● **Given data**

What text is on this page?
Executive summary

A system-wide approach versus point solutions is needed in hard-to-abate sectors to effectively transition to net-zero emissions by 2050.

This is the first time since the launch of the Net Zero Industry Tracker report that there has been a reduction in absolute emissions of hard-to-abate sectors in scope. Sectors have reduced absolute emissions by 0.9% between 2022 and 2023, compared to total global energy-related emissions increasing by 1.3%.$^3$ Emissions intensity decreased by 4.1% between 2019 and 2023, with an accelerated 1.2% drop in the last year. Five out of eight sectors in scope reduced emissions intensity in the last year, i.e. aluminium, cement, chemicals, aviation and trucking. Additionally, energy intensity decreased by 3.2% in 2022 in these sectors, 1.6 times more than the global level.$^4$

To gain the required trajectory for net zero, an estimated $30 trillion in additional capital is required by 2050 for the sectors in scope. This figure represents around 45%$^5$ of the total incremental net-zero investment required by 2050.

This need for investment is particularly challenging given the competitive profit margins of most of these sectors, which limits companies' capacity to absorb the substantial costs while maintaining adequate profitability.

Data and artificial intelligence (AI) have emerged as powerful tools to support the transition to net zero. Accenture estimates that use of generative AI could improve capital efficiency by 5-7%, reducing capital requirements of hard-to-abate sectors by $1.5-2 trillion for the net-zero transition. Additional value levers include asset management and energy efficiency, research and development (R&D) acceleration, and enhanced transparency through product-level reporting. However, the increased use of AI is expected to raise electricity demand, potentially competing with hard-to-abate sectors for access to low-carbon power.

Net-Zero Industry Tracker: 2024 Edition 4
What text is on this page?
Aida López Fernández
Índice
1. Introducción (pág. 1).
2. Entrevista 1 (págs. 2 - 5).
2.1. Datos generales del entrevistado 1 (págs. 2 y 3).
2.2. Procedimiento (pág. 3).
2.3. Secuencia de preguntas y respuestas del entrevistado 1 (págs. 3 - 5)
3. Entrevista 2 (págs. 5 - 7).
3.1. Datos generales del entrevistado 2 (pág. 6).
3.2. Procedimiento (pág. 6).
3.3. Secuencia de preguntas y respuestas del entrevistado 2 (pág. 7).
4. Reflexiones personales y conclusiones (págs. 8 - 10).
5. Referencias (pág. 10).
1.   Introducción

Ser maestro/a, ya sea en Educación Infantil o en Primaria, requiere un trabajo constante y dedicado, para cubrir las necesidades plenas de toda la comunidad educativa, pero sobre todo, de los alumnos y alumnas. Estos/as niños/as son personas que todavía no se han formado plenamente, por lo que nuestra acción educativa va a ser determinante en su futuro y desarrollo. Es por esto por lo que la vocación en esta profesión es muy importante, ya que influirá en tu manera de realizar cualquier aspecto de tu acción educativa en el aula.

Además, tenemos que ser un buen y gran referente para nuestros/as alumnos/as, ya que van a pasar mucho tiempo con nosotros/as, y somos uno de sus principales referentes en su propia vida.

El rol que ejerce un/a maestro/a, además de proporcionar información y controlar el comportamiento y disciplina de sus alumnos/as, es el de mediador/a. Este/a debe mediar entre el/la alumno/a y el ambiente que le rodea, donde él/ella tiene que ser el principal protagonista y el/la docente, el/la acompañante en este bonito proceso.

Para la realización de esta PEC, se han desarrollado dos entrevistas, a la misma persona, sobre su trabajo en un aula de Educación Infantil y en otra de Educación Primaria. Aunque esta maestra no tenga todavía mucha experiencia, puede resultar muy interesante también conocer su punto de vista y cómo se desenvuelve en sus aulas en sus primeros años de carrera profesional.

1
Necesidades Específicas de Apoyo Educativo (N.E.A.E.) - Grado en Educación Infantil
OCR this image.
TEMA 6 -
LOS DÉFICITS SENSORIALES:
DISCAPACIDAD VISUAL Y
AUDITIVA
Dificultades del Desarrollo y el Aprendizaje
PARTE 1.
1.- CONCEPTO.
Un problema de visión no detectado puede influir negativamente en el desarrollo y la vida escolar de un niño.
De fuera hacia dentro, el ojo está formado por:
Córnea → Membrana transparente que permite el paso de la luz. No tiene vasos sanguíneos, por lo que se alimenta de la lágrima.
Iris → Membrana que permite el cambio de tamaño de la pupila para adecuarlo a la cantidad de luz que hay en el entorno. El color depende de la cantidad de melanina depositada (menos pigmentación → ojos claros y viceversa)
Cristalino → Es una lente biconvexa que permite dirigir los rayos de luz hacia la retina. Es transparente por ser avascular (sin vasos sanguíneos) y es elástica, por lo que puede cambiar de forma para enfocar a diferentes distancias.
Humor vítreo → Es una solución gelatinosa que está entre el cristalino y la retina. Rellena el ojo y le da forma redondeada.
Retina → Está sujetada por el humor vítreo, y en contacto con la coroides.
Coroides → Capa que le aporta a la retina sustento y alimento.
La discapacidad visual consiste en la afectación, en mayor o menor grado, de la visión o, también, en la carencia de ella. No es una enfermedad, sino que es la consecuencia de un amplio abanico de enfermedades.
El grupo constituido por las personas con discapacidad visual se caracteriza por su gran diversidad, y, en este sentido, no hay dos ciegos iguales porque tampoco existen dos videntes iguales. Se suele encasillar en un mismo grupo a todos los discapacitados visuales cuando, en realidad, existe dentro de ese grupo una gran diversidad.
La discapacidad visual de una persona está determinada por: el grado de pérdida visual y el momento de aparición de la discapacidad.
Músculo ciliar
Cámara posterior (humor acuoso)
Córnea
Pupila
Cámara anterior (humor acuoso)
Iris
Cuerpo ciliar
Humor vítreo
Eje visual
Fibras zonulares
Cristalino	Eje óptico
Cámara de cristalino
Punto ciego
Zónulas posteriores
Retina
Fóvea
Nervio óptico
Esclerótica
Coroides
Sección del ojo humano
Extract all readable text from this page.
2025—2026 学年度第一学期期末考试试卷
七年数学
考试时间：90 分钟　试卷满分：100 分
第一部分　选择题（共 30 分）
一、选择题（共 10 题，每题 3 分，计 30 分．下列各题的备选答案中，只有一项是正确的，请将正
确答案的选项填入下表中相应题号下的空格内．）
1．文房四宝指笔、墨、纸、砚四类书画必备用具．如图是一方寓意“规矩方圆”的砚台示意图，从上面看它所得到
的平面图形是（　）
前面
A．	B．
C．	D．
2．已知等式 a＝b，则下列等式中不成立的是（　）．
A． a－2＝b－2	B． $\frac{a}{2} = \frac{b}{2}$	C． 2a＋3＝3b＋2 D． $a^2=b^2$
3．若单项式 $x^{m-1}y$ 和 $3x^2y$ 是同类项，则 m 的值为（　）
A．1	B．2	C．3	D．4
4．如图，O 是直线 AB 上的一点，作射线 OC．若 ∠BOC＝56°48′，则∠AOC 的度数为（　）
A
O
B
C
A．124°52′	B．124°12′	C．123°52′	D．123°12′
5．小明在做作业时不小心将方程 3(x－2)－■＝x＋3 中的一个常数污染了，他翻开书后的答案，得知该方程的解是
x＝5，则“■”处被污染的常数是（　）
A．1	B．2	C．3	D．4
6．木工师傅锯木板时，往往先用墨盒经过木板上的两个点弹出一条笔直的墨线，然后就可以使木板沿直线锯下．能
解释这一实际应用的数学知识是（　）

● **Requirements**
Repeat every entry exactly, please.

● **Answer to this problem**
What text is on this page?
Executive summary

A system-wide approach versus point solutions is needed in hard-to-abate sectors to effectively transition to net-zero emissions by 2050.

This is the first time since the launch of the Net Zero Industry Tracker report that there has been a reduction in absolute emissions of hard-to-abate sectors in scope. Sectors have reduced absolute emissions by 0.9% between 2022 and 2023, compared to total global energy-related emissions increasing by 1.3%.$^3$ Emissions intensity decreased by 4.1% between 2019 and 2023, with an accelerated 1.2% drop in the last year. Five out of eight sectors in scope reduced emissions intensity in the last year, i.e. aluminium, cement, chemicals, aviation and trucking. Additionally, energy intensity decreased by 3.2% in 2022 in these sectors, 1.6 times more than the global level.$^4$

To gain the required trajectory for net zero, an estimated $30 trillion in additional capital is required by 2050 for the sectors in scope. This figure represents around 45%$^5$ of the total incremental net-zero investment required by 2050.

This need for investment is particularly challenging given the competitive profit margins of most of these sectors, which limits companies' capacity to absorb the substantial costs while maintaining adequate profitability.

Data and artificial intelligence (AI) have emerged as powerful tools to support the transition to net zero. Accenture estimates that use of generative AI could improve capital efficiency by 5-7%, reducing capital requirements of hard-to-abate sectors by $1.5-2 trillion for the net-zero transition. Additional value levers include asset management and energy efficiency, research and development (R&D) acceleration, and enhanced transparency through product-level reporting. However, the increased use of AI is expected to raise electricity demand, potentially competing with hard-to-abate sectors for access to low-carbon power.

Net-Zero Industry Tracker: 2024 Edition 4
What text is on this page?
Aida López Fernández
Índice
1. Introducción (pág. 1).
2. Entrevista 1 (págs. 2 - 5).
2.1. Datos generales del entrevistado 1 (págs. 2 y 3).
2.2. Procedimiento (pág. 3).
2.3. Secuencia de preguntas y respuestas del entrevistado 1 (págs. 3 - 5)
3. Entrevista 2 (págs. 5 - 7).
3.1. Datos generales del entrevistado 2 (pág. 6).
3.2. Procedimiento (pág. 6).
3.3. Secuencia de preguntas y respuestas del entrevistado 2 (pág. 7).
4. Reflexiones personales y conclusiones (págs. 8 - 10).
5. Referencias (pág. 10).
1.   Introducción

Ser maestro/a, ya sea en Educación Infantil o en Primaria, requiere un trabajo constante y dedicado, para cubrir las necesidades plenas de toda la comunidad educativa, pero sobre todo, de los alumnos y alumnas. Estos/as niños/as son personas que todavía no se han formado plenamente, por lo que nuestra acción educativa va a ser determinante en su futuro y desarrollo. Es por esto por lo que la vocación en esta profesión es muy importante, ya que influirá en tu manera de realizar cualquier aspecto de tu acción educativa en el aula.

Además, tenemos que ser un buen y gran referente para nuestros/as alumnos/as, ya que van a pasar mucho tiempo con nosotros/as, y somos uno de sus principales referentes en su propia vida.

El rol que ejerce un/a maestro/a, además de proporcionar información y controlar el comportamiento y disciplina de sus alumnos/as, es el de mediador/a. Este/a debe mediar entre el/la alumno/a y el ambiente que le rodea, donde él/ella tiene que ser el principal protagonista y el/la docente, el/la acompañante en este bonito proceso.

Para la realización de esta PEC, se han desarrollado dos entrevistas, a la misma persona, sobre su trabajo en un aula de Educación Infantil y en otra de Educación Primaria. Aunque esta maestra no tenga todavía mucha experiencia, puede resultar muy interesante también conocer su punto de vista y cómo se desenvuelve en sus aulas en sus primeros años de carrera profesional.

1
Necesidades Específicas de Apoyo Educativo (N.E.A.E.) - Grado en Educación Infantil
OCR this image.
TEMA 6 -
LOS DÉFICITS SENSORIALES:
DISCAPACIDAD VISUAL Y
AUDITIVA
Dificultades del Desarrollo y el Aprendizaje
PARTE 1.
1.- CONCEPTO.
Un problema de visión no detectado puede influir negativamente en el desarrollo y la vida escolar de un niño.
De fuera hacia dentro, el ojo está formado por:
Córnea → Membrana transparente que permite el paso de la luz. No tiene vasos sanguíneos, por lo que se alimenta de la lágrima.
Iris → Membrana que permite el cambio de tamaño de la pupila para adecuarlo a la cantidad de luz que hay en el entorno. El color depende de la cantidad de melanina depositada (menos pigmentación → ojos claros y viceversa)
Cristalino → Es una lente biconvexa que permite dirigir los rayos de luz hacia la retina. Es transparente por ser avascular (sin vasos sanguíneos) y es elástica, por lo que puede cambiar de forma para enfocar a diferentes distancias.
Humor vítreo → Es una solución gelatinosa que está entre el cristalino y la retina. Rellena el ojo y le da forma redondeada.
Retina → Está sujetada por el humor vítreo, y en contacto con la coroides.
Coroides → Capa que le aporta a la retina sustento y alimento.
La discapacidad visual consiste en la afectación, en mayor o menor grado, de la visión o, también, en la carencia de ella. No es una enfermedad, sino que es la consecuencia de un amplio abanico de enfermedades.
El grupo constituido por las personas con discapacidad visual se caracteriza por su gran diversidad, y, en este sentido, no hay dos ciegos iguales porque tampoco existen dos videntes iguales. Se suele encasillar en un mismo grupo a todos los discapacitados visuales cuando, en realidad, existe dentro de ese grupo una gran diversidad.
La discapacidad visual de una persona está determinada por: el grado de pérdida visual y el momento de aparición de la discapacidad.
Músculo ciliar
Cámara posterior (humor acuoso)
Córnea
Pupila
Cámara anterior (humor acuoso)
Iris
Cuerpo ciliar
Humor vítreo
Eje visual
Fibras zonulares
Cristalino	Eje óptico
Cámara de cristalino
Punto ciego
Zónulas posteriores
Retina
Fóvea
Nervio óptico
Esclerótica
Coroides
Sección del ojo humano
Extract all readable text from this page.
2025—2026 学年度第一学期期末考试试卷
七年数学
考试时间：90 分钟　试卷满分：100 分
第一部分　选择题（共 30 分）
一、选择题（共 10 题，每题 3 分，计 30 分．下列各题的备选答案中，只有一项是正确的，请将正
确答案的选项填入下表中相应题号下的空格内．）
1．文房四宝指笔、墨、纸、砚四类书画必备用具．如图是一方寓意“规矩方圆”的砚台示意图，从上面看它所得到
的平面图形是（　）
前面
A．	B．
C．	D．
2．已知等式 a＝b，则下列等式中不成立的是（　）．
A． a－2＝b－2	B． $\frac{a}{2} = \frac{b}{2}$	C． 2a＋3＝3b＋2 D． $a^2=b^2$
3．若单项式 $x^{m-1}y$ 和 $3x^2y$ 是同类项，则 m 的值为（　）
A．1	B．2	C．3	D．4
4．如图，O 是直线 AB 上的一点，作射线 OC．若 ∠BOC＝56°48′，则∠AOC 的度数为（　）
A
O
B
C
A．124°52′	B．124°12′	C．123°52′	D．123°12′
5．小明在做作业时不小心将方程 3(x－2)－■＝x＋3 中的一个常数污染了，他翻开书后的答案，得知该方程的解是
x＝5，则“■”处被污染的常数是（　）
A．1	B．2	C．3	D．4
6．木工师傅锯木板时，往往先用墨盒经过木板上的两个点弹出一条笔直的墨线，然后就可以使木板沿直线锯下．能
解释这一实际应用的数学知识是（　）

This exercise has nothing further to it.